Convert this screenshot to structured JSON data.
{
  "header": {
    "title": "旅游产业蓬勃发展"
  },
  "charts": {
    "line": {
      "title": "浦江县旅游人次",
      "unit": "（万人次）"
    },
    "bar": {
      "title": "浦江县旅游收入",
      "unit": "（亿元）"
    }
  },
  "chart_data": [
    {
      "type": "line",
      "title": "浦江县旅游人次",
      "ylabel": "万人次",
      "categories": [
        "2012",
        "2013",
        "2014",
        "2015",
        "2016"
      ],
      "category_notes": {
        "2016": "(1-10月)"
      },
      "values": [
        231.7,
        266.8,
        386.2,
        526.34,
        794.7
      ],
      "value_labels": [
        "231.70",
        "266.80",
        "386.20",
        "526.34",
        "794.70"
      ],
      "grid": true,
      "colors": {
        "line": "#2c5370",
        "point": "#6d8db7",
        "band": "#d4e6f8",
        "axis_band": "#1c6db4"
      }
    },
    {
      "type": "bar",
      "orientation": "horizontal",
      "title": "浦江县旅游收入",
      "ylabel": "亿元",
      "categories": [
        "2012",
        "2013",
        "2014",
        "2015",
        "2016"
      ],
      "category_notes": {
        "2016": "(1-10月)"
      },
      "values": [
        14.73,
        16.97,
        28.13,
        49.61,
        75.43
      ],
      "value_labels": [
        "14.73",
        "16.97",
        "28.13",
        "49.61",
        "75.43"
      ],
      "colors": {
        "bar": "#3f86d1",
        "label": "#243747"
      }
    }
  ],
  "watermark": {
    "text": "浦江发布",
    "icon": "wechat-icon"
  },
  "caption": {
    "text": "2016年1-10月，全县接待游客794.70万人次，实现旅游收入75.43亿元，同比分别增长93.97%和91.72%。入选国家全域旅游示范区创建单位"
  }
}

──────────

• _Written problem_:
Repeat every line of the material exactly as given.

• _Answer to the exercise_:
Convert this screenshot to structured JSON data.
{
  "header": {
    "title": "旅游产业蓬勃发展"
  },
  "charts": {
    "line": {
      "title": "浦江县旅游人次",
      "unit": "（万人次）"
    },
    "bar": {
      "title": "浦江县旅游收入",
      "unit": "（亿元）"
    }
  },
  "chart_data": [
    {
      "type": "line",
      "title": "浦江县旅游人次",
      "ylabel": "万人次",
      "categories": [
        "2012",
        "2013",
        "2014",
        "2015",
        "2016"
      ],
      "category_notes": {
        "2016": "(1-10月)"
      },
      "values": [
        231.7,
        266.8,
        386.2,
        526.34,
        794.7
      ],
      "value_labels": [
        "231.70",
        "266.80",
        "386.20",
        "526.34",
        "794.70"
      ],
      "grid": true,
      "colors": {
        "line": "#2c5370",
        "point": "#6d8db7",
        "band": "#d4e6f8",
        "axis_band": "#1c6db4"
      }
    },
    {
      "type": "bar",
      "orientation": "horizontal",
      "title": "浦江县旅游收入",
      "ylabel": "亿元",
      "categories": [
        "2012",
        "2013",
        "2014",
        "2015",
        "2016"
      ],
      "category_notes": {
        "2016": "(1-10月)"
      },
      "values": [
        14.73,
        16.97,
        28.13,
        49.61,
        75.43
      ],
      "value_labels": [
        "14.73",
        "16.97",
        "28.13",
        "49.61",
        "75.43"
      ],
      "colors": {
        "bar": "#3f86d1",
        "label": "#243747"
      }
    }
  ],
  "watermark": {
    "text": "浦江发布",
    "icon": "wechat-icon"
  },
  "caption": {
    "text": "2016年1-10月，全县接待游客794.70万人次，实现旅游收入75.43亿元，同比分别增长93.97%和91.72%。入选国家全域旅游示范区创建单位"
  }
}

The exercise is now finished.